What is needed
Note each line that includes the word "Marc". Copy those lines.

Records shown
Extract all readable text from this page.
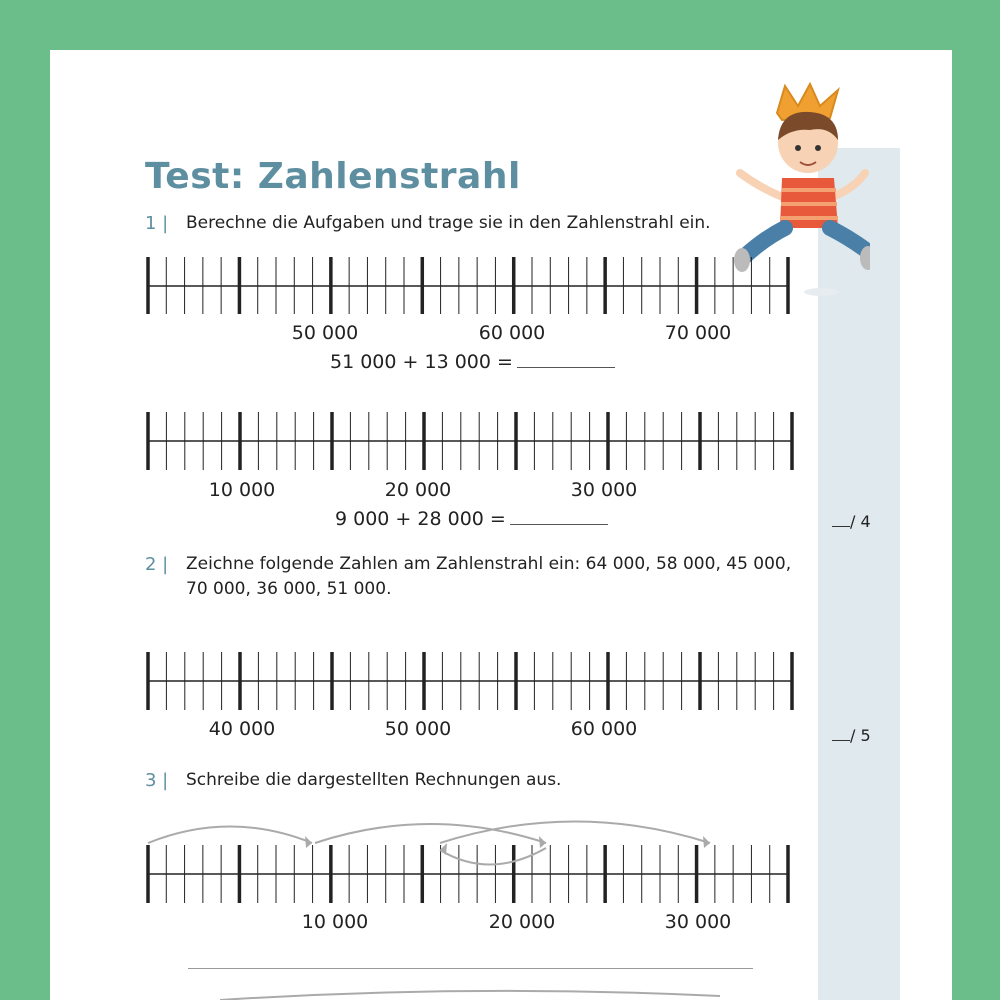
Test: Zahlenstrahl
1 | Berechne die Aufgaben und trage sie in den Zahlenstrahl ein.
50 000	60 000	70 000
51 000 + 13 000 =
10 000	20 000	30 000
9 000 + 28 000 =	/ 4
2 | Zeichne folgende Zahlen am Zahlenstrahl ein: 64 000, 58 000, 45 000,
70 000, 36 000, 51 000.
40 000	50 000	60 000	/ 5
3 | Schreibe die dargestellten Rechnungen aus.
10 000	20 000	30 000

...

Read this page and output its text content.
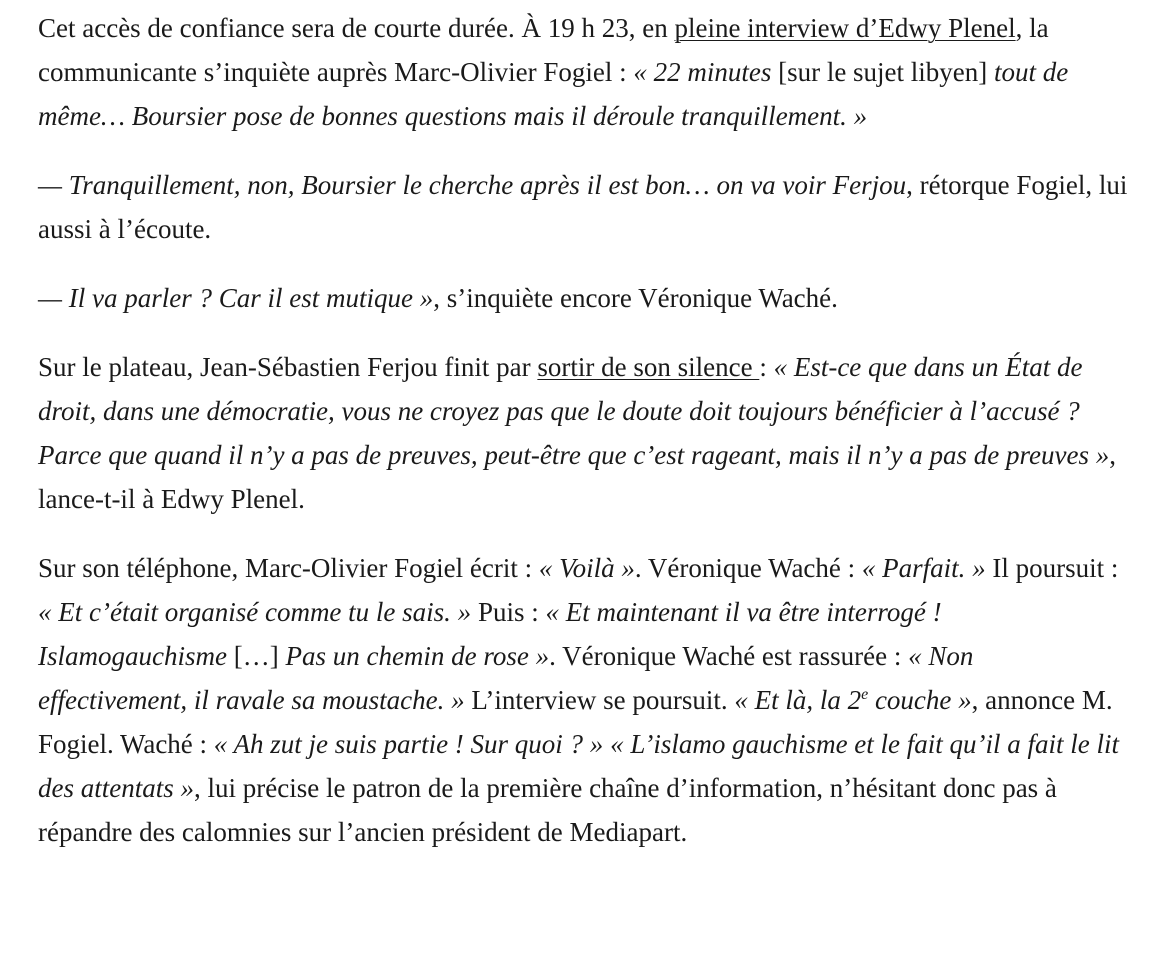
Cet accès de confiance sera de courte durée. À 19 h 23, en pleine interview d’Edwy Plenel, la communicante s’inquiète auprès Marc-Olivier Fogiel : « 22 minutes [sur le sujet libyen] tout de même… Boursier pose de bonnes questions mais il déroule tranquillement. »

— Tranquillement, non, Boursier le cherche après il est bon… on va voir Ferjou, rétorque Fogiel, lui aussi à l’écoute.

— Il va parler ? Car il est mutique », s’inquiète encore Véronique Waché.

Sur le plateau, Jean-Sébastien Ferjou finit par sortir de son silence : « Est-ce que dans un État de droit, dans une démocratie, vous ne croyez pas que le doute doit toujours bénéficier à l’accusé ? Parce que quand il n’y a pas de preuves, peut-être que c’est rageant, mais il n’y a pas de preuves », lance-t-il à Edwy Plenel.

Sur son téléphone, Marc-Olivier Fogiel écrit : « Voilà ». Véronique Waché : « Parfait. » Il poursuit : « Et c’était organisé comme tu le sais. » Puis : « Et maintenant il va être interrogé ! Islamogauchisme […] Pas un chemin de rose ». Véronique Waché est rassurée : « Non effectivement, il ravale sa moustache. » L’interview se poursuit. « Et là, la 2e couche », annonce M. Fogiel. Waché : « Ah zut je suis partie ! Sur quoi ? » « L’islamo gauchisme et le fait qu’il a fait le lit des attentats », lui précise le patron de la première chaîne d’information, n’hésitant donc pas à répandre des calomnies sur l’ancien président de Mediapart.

...

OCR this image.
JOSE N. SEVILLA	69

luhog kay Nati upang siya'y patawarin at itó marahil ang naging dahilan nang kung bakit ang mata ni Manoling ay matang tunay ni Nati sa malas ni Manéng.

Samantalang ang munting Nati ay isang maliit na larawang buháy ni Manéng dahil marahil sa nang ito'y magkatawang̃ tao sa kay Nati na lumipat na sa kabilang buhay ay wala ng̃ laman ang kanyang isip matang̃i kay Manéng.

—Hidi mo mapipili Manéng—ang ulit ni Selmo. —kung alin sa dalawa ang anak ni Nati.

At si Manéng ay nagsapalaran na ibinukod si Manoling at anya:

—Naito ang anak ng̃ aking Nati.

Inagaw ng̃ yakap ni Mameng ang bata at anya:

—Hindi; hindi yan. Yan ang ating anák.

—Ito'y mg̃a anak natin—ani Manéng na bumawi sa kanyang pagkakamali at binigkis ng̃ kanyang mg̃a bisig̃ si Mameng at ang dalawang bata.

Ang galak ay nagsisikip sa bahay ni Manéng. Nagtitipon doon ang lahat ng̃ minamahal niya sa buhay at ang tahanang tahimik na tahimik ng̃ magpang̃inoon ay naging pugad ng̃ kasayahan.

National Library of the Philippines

Finished exercise
Cet accès de confiance sera de courte durée. À 19 h 23, en pleine interview d’Edwy Plenel, la communicante s’inquiète auprès Marc-Olivier Fogiel : « 22 minutes [sur le sujet libyen] tout de même… Boursier pose de bonnes questions mais il déroule tranquillement. »
Sur son téléphone, Marc-Olivier Fogiel écrit : « Voilà ». Véronique Waché : « Parfait. » Il poursuit : « Et c’était organisé comme tu le sais. » Puis : « Et maintenant il va être interrogé ! Islamogauchisme […] Pas un chemin de rose ». Véronique Waché est rassurée : « Non effectivement, il ravale sa moustache. » L’interview se poursuit. « Et là, la 2e couche », annonce M. Fogiel. Waché : « Ah zut je suis partie ! Sur quoi ? » « L’islamo gauchisme et le fait qu’il a fait le lit des attentats », lui précise le patron de la première chaîne d’information, n’hésitant donc pas à répandre des calomnies sur l’ancien président de Mediapart.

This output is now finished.